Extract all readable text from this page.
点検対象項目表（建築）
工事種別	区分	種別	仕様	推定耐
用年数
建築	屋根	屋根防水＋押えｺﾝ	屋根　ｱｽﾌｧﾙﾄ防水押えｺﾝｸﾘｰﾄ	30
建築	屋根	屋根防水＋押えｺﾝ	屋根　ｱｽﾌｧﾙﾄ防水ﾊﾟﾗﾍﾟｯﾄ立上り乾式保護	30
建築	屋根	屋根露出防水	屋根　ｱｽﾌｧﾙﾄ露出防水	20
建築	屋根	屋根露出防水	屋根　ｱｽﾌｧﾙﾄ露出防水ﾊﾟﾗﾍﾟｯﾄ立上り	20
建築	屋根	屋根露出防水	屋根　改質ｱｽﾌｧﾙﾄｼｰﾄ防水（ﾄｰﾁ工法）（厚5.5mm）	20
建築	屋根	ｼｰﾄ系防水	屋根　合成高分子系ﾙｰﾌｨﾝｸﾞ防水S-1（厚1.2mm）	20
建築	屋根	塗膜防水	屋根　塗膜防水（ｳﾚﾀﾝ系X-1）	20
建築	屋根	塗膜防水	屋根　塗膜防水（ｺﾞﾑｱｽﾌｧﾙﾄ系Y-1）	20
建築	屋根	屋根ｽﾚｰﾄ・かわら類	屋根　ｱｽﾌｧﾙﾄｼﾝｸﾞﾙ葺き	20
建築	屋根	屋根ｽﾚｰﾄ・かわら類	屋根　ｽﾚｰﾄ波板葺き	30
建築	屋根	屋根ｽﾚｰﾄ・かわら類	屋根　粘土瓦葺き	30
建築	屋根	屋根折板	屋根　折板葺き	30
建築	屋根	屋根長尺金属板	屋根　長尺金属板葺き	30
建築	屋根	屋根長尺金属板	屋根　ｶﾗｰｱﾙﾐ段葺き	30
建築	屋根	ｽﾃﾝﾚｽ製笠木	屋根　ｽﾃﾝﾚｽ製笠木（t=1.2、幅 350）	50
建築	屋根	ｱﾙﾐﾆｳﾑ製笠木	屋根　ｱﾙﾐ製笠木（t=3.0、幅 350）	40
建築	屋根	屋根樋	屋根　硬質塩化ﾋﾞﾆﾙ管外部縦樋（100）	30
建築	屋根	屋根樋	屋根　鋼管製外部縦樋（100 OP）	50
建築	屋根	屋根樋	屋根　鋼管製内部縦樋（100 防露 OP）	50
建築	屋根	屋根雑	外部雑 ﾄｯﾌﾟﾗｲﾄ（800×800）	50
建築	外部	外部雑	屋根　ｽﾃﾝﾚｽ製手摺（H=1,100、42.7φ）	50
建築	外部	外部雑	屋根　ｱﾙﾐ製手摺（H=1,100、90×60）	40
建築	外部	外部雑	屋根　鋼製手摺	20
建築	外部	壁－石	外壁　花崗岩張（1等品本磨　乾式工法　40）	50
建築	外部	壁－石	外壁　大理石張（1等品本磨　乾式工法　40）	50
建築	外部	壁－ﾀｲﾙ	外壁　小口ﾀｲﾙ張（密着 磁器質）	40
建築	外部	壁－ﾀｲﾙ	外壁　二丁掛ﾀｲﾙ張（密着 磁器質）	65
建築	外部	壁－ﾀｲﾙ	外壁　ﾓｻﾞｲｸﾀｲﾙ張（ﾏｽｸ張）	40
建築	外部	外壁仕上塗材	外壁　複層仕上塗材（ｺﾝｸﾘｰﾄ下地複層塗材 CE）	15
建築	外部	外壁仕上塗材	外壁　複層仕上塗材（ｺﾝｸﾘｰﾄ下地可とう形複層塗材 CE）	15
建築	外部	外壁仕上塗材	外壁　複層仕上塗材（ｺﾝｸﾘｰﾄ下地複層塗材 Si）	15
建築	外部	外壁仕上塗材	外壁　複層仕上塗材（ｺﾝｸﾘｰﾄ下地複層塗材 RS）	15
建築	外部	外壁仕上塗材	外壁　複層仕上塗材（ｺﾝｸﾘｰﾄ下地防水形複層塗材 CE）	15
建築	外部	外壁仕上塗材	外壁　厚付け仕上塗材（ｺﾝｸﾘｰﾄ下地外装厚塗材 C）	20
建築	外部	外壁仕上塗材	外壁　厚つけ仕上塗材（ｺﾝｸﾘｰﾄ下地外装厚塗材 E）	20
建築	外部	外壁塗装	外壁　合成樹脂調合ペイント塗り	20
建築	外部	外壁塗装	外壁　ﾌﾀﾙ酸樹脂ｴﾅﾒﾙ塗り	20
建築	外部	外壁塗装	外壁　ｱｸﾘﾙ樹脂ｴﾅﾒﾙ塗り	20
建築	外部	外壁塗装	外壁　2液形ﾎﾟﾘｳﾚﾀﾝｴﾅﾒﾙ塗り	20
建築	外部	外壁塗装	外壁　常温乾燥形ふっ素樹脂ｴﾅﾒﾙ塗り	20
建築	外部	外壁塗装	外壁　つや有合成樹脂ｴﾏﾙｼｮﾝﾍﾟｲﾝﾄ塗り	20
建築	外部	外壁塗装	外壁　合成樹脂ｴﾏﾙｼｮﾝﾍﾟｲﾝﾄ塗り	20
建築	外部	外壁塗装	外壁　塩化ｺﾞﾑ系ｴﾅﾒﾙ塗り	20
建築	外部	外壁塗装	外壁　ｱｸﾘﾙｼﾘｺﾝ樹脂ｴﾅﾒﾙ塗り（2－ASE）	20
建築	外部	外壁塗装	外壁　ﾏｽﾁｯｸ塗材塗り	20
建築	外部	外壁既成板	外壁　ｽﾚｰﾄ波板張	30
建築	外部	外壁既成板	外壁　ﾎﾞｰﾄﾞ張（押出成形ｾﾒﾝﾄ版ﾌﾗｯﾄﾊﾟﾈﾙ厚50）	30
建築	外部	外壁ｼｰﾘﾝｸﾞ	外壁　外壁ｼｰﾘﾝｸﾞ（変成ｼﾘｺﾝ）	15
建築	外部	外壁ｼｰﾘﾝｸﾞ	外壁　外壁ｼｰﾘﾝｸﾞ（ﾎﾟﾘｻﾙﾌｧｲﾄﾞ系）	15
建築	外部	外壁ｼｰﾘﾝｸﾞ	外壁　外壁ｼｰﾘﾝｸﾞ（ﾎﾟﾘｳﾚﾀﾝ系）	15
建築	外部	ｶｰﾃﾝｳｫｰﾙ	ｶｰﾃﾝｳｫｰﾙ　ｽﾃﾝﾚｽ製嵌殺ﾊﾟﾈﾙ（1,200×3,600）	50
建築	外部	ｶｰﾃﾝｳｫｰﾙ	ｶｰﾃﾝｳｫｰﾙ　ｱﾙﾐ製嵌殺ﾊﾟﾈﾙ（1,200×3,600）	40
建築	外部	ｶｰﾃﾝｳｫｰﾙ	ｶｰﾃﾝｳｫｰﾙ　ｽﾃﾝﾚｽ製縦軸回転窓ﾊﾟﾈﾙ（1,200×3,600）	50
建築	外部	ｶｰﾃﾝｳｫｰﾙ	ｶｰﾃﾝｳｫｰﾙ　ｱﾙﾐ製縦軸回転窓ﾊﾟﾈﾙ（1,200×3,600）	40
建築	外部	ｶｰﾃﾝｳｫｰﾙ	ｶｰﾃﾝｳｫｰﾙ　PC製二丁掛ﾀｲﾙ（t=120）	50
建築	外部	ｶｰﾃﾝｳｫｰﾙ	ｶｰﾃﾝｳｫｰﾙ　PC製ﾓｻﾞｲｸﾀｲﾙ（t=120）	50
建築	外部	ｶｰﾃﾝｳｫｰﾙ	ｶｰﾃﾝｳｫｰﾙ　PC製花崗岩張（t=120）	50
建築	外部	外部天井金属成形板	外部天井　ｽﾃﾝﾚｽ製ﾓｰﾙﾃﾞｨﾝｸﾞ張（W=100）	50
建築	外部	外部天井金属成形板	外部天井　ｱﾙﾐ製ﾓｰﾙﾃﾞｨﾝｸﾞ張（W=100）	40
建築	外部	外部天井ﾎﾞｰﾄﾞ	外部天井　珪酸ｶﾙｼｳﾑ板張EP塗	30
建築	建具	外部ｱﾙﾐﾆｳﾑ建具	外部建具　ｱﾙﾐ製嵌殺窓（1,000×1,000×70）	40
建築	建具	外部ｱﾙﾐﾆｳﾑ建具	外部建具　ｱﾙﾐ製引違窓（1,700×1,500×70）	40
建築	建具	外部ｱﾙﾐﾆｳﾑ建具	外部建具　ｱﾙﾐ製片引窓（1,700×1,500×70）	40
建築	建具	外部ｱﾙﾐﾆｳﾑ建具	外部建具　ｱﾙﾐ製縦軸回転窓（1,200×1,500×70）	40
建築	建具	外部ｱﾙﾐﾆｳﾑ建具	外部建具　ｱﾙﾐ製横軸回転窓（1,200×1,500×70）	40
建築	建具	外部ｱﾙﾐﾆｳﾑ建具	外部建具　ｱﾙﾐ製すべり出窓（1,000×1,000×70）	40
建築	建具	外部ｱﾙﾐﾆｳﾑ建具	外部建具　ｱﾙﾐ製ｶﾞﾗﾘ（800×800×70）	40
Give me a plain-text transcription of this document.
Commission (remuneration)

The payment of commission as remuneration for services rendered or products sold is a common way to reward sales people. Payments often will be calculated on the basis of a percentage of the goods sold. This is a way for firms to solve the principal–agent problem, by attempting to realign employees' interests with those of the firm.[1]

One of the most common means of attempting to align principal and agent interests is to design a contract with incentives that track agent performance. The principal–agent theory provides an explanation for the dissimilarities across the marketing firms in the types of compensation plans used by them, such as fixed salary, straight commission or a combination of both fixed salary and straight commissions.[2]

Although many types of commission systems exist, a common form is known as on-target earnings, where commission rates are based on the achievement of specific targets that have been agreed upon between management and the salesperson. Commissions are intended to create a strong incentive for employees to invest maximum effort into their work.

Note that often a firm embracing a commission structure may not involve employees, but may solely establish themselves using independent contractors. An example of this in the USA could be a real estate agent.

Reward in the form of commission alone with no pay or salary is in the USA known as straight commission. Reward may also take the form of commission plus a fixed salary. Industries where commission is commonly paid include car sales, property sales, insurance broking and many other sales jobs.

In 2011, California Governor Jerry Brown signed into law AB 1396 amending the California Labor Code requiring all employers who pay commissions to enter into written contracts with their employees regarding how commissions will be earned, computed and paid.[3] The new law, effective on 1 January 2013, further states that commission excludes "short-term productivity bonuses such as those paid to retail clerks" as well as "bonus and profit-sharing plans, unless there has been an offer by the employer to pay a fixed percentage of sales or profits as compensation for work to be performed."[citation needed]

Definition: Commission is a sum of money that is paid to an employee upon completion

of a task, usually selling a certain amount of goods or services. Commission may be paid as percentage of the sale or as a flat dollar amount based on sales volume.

● ● ● ● ●

Given exercise — Isolate the lines above that contain the word "押えｺﾝ" and copy them.

Right answer —
建築	屋根	屋根防水＋押えｺﾝ	屋根　ｱｽﾌｧﾙﾄ防水押えｺﾝｸﾘｰﾄ	30
建築	屋根	屋根防水＋押えｺﾝ	屋根　ｱｽﾌｧﾙﾄ防水ﾊﾟﾗﾍﾟｯﾄ立上り乾式保護	30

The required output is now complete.